Directions >> Your answer must be every line of the data that contains "Dược".

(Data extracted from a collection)
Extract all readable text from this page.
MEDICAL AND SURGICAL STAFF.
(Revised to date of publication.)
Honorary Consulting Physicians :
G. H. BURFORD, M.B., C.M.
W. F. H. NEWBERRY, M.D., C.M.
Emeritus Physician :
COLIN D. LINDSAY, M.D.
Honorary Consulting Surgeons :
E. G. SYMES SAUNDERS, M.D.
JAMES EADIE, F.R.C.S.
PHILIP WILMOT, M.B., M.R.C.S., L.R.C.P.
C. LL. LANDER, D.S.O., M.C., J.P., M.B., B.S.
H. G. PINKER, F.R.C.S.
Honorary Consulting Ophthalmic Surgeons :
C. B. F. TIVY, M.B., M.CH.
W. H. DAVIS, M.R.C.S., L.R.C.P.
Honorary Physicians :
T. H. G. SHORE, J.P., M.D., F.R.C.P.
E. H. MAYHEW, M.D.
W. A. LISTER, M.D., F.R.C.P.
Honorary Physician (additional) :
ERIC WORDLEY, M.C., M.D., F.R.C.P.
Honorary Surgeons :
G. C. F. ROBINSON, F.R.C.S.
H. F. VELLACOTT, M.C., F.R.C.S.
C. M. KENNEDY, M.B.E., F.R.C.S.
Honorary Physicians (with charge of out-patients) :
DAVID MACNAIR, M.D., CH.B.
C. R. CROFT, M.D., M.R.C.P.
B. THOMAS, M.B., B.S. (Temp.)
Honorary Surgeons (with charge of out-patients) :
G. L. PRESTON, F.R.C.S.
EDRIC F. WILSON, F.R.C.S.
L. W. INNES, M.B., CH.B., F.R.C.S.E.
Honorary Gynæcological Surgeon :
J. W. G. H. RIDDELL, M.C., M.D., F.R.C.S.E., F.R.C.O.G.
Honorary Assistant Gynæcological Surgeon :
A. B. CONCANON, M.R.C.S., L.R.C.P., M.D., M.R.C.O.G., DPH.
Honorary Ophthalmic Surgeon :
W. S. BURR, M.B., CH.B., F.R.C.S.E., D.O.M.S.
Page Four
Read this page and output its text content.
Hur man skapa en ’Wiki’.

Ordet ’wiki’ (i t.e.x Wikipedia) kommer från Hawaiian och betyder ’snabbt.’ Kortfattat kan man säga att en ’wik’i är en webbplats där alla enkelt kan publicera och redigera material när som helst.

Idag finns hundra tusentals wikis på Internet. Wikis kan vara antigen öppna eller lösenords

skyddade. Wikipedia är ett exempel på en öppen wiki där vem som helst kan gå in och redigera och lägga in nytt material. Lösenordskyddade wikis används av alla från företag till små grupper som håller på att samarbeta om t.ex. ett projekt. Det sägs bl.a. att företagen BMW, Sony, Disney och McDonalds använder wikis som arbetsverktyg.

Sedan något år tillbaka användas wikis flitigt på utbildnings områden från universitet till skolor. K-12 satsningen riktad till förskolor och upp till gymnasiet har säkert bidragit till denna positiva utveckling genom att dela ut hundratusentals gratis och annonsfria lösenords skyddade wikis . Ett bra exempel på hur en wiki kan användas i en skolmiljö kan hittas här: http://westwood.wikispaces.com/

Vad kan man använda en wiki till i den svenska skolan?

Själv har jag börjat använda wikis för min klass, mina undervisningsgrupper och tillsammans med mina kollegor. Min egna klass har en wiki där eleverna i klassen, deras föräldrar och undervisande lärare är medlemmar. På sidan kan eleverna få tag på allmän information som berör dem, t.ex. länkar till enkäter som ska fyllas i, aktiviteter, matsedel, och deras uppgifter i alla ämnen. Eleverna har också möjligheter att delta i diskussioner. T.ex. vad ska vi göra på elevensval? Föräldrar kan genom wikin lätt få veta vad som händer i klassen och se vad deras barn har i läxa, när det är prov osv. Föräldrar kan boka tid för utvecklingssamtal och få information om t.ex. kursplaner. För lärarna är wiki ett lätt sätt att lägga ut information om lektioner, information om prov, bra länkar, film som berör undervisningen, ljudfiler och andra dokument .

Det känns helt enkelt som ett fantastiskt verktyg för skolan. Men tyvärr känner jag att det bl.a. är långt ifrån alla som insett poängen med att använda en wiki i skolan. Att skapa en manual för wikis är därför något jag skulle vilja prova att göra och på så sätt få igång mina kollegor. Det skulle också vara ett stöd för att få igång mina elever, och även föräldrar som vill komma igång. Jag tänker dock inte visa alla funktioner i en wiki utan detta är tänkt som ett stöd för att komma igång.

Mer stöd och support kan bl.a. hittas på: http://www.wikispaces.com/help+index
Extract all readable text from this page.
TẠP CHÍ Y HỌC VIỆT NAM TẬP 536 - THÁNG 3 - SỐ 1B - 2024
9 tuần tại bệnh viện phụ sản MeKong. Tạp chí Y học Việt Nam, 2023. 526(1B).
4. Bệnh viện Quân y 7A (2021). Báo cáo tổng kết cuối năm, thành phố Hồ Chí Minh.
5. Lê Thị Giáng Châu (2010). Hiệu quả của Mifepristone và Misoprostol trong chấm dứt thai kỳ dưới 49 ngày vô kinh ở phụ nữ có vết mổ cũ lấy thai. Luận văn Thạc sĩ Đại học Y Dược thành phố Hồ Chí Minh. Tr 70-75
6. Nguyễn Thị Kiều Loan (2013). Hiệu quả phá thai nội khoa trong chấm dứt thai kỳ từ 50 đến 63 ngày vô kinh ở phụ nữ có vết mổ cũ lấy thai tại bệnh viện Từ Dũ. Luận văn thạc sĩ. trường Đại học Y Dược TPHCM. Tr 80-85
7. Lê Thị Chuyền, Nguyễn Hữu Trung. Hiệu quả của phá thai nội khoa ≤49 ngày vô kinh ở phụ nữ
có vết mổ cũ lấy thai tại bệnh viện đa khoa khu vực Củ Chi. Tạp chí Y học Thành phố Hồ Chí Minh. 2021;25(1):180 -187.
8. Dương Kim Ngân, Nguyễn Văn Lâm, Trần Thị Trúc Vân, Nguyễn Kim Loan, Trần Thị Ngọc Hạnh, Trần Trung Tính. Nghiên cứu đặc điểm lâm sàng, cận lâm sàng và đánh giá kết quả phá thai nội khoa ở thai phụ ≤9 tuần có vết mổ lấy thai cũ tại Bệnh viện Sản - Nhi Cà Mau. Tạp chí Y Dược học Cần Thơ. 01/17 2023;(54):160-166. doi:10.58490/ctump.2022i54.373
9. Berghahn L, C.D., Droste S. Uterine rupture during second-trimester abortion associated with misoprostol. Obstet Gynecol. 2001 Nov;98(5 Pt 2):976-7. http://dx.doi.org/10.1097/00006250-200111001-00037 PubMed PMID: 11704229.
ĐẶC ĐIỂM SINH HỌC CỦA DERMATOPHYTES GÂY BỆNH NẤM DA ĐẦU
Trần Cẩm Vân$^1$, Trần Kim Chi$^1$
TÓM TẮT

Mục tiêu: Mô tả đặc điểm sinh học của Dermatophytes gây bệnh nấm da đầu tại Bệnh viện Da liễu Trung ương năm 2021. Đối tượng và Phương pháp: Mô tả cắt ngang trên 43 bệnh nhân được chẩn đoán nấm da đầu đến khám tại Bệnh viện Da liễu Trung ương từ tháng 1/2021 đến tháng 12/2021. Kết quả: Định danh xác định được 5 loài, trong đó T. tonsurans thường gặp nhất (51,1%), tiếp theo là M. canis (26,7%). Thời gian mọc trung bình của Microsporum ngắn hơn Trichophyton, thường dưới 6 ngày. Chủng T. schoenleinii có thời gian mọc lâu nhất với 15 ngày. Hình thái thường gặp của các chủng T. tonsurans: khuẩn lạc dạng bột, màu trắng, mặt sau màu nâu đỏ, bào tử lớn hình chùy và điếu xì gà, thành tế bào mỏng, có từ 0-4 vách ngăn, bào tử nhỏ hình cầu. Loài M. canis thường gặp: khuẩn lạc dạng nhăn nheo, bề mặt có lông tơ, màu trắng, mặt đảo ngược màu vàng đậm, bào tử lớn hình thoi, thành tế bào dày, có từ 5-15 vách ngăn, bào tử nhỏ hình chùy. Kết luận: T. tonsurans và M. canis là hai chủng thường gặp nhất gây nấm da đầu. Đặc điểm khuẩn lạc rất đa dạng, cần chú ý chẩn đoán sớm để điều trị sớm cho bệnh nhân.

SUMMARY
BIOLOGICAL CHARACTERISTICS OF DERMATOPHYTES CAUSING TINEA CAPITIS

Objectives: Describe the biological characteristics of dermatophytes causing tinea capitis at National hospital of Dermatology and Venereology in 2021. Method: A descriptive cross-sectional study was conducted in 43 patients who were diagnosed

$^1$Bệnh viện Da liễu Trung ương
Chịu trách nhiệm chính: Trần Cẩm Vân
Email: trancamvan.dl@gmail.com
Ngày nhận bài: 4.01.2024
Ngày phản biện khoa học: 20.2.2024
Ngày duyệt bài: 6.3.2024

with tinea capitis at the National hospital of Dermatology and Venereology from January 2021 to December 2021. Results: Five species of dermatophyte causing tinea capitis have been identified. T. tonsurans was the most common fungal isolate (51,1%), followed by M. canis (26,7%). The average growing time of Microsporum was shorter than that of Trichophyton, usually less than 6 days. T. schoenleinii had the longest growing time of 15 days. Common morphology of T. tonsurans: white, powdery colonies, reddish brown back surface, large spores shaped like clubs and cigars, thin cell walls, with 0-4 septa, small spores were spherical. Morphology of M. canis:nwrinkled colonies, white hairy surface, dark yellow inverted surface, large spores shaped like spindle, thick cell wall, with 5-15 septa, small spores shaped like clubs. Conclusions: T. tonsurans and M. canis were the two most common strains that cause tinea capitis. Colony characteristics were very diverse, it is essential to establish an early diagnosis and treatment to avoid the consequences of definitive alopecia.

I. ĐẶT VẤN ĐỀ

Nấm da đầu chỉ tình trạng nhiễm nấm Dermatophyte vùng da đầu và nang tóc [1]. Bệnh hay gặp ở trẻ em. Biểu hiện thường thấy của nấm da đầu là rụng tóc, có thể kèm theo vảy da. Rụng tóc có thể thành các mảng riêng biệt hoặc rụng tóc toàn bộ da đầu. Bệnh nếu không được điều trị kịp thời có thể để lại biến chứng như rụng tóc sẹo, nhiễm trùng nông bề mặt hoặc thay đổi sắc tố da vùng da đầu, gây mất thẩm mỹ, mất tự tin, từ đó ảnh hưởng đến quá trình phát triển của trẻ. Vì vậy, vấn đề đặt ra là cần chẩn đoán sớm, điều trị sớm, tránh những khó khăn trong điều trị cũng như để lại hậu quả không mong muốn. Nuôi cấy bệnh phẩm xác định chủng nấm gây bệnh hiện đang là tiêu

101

Response box >>
5. Lê Thị Giáng Châu (2010). Hiệu quả của Mifepristone và Misoprostol trong chấm dứt thai kỳ dưới 49 ngày vô kinh ở phụ nữ có vết mổ cũ lấy thai. Luận văn Thạc sĩ Đại học Y Dược thành phố Hồ Chí Minh. Tr 70-75
6. Nguyễn Thị Kiều Loan (2013). Hiệu quả phá thai nội khoa trong chấm dứt thai kỳ từ 50 đến 63 ngày vô kinh ở phụ nữ có vết mổ cũ lấy thai tại bệnh viện Từ Dũ. Luận văn thạc sĩ. trường Đại học Y Dược TPHCM. Tr 80-85
8. Dương Kim Ngân, Nguyễn Văn Lâm, Trần Thị Trúc Vân, Nguyễn Kim Loan, Trần Thị Ngọc Hạnh, Trần Trung Tính. Nghiên cứu đặc điểm lâm sàng, cận lâm sàng và đánh giá kết quả phá thai nội khoa ở thai phụ ≤9 tuần có vết mổ lấy thai cũ tại Bệnh viện Sản - Nhi Cà Mau. Tạp chí Y Dược học Cần Thơ. 01/17 2023;(54):160-166. doi:10.58490/ctump.2022i54.373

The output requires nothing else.